INPUT MATERIAL –
+--
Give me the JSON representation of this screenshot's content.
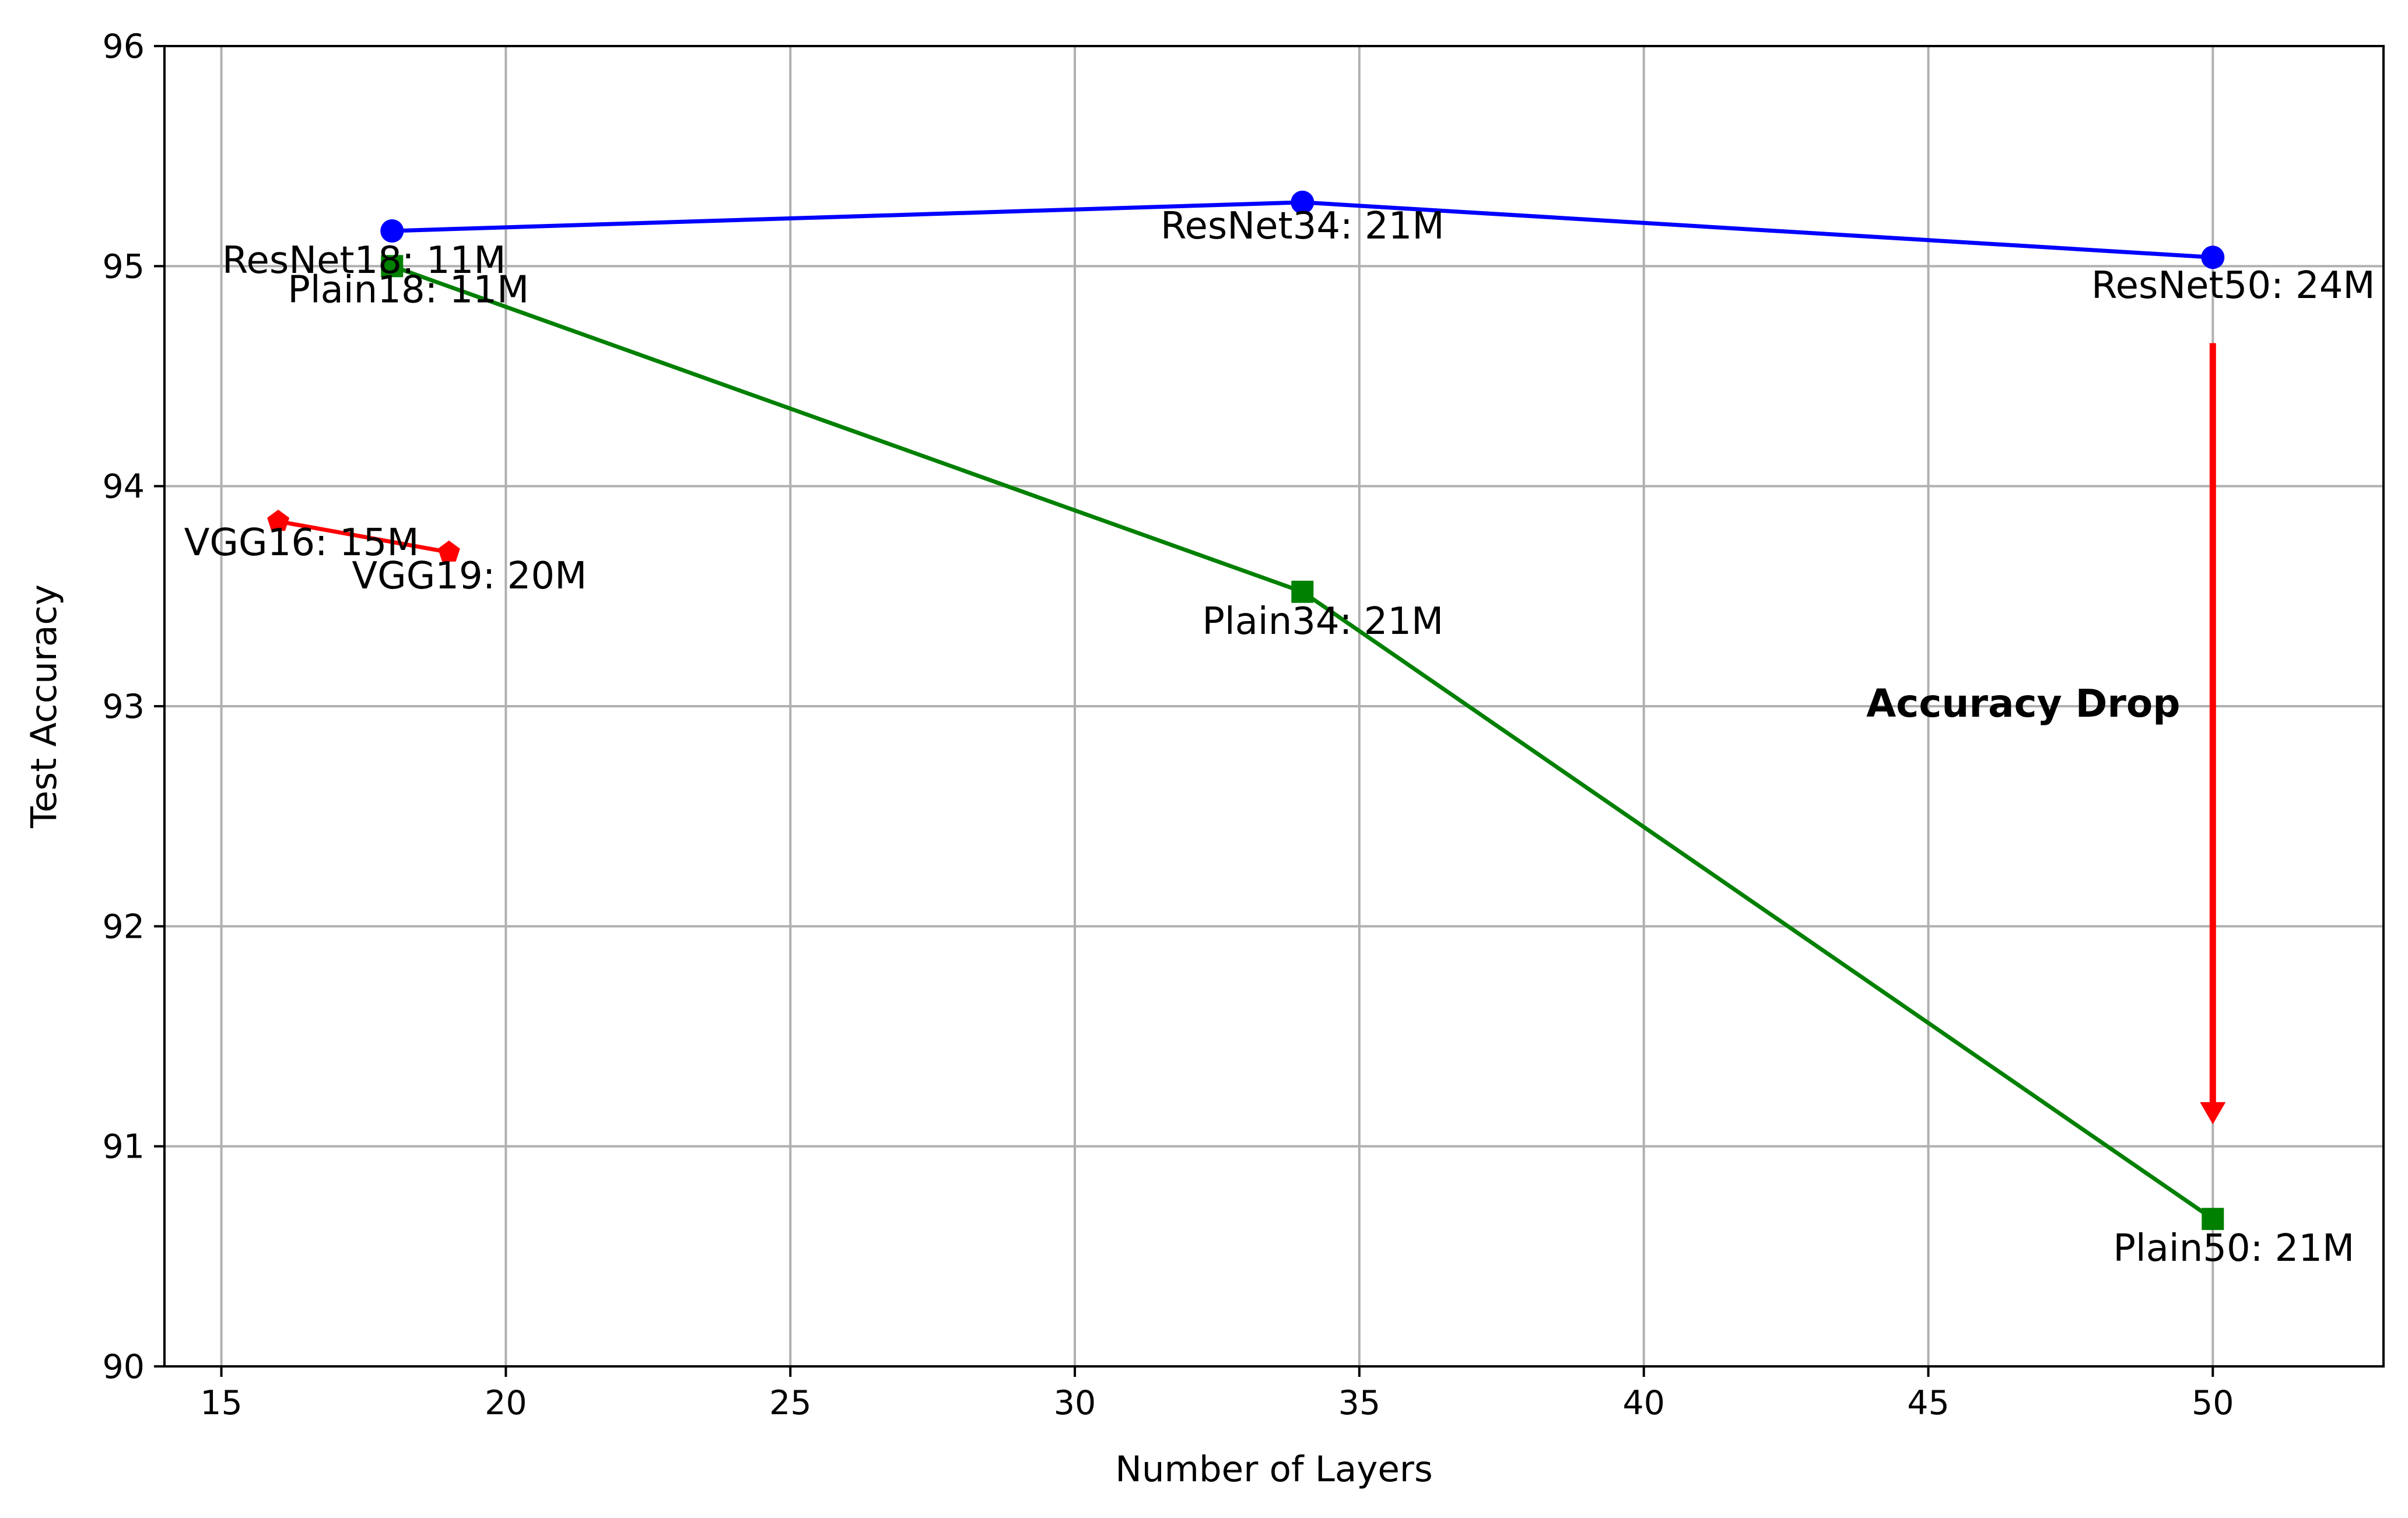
{
  "chart_data": {
    "type": "line",
    "title": "",
    "xlabel": "Number of Layers",
    "ylabel": "Test Accuracy",
    "xlim": [
      14,
      53
    ],
    "ylim": [
      90,
      96
    ],
    "xticks": [
      15,
      20,
      25,
      30,
      35,
      40,
      45,
      50
    ],
    "yticks": [
      90,
      91,
      92,
      93,
      94,
      95,
      96
    ],
    "grid": true,
    "series": [
      {
        "key": "resnet",
        "color": "#0000ff",
        "marker": "circle",
        "points": [
          {
            "x": 18,
            "y": 95.16,
            "label": "ResNet18: 11M"
          },
          {
            "x": 34,
            "y": 95.29,
            "label": "ResNet34: 21M"
          },
          {
            "x": 50,
            "y": 95.04,
            "label": "ResNet50: 24M"
          }
        ]
      },
      {
        "key": "plain",
        "color": "#008000",
        "marker": "square",
        "points": [
          {
            "x": 18,
            "y": 95.0,
            "label": "Plain18: 11M"
          },
          {
            "x": 34,
            "y": 93.52,
            "label": "Plain34: 21M"
          },
          {
            "x": 50,
            "y": 90.67,
            "label": "Plain50: 21M"
          }
        ]
      },
      {
        "key": "vgg",
        "color": "#ff0000",
        "marker": "pentagon",
        "points": [
          {
            "x": 16,
            "y": 93.84,
            "label": "VGG16: 15M"
          },
          {
            "x": 19,
            "y": 93.7,
            "label": "VGG19: 20M"
          }
        ]
      }
    ],
    "annotations": [
      {
        "text": "Accuracy Drop",
        "color": "#ff0000",
        "arrow_x": 50,
        "arrow_from_y": 94.65,
        "arrow_to_y": 91.1
      }
    ]
  }
}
+--
WHAT YOU HAVE TO DO –
Return the records exactly. Don't carry the pictures over.

SOLUTION TO THE EXERCISE –
Give me the JSON representation of this screenshot's content.
{
  "chart_data": {
    "type": "line",
    "title": "",
    "xlabel": "Number of Layers",
    "ylabel": "Test Accuracy",
    "xlim": [
      14,
      53
    ],
    "ylim": [
      90,
      96
    ],
    "xticks": [
      15,
      20,
      25,
      30,
      35,
      40,
      45,
      50
    ],
    "yticks": [
      90,
      91,
      92,
      93,
      94,
      95,
      96
    ],
    "grid": true,
    "series": [
      {
        "key": "resnet",
        "color": "#0000ff",
        "marker": "circle",
        "points": [
          {
            "x": 18,
            "y": 95.16,
            "label": "ResNet18: 11M"
          },
          {
            "x": 34,
            "y": 95.29,
            "label": "ResNet34: 21M"
          },
          {
            "x": 50,
            "y": 95.04,
            "label": "ResNet50: 24M"
          }
        ]
      },
      {
        "key": "plain",
        "color": "#008000",
        "marker": "square",
        "points": [
          {
            "x": 18,
            "y": 95.0,
            "label": "Plain18: 11M"
          },
          {
            "x": 34,
            "y": 93.52,
            "label": "Plain34: 21M"
          },
          {
            "x": 50,
            "y": 90.67,
            "label": "Plain50: 21M"
          }
        ]
      },
      {
        "key": "vgg",
        "color": "#ff0000",
        "marker": "pentagon",
        "points": [
          {
            "x": 16,
            "y": 93.84,
            "label": "VGG16: 15M"
          },
          {
            "x": 19,
            "y": 93.7,
            "label": "VGG19: 20M"
          }
        ]
      }
    ],
    "annotations": [
      {
        "text": "Accuracy Drop",
        "color": "#ff0000",
        "arrow_x": 50,
        "arrow_from_y": 94.65,
        "arrow_to_y": 91.1
      }
    ]
  }
}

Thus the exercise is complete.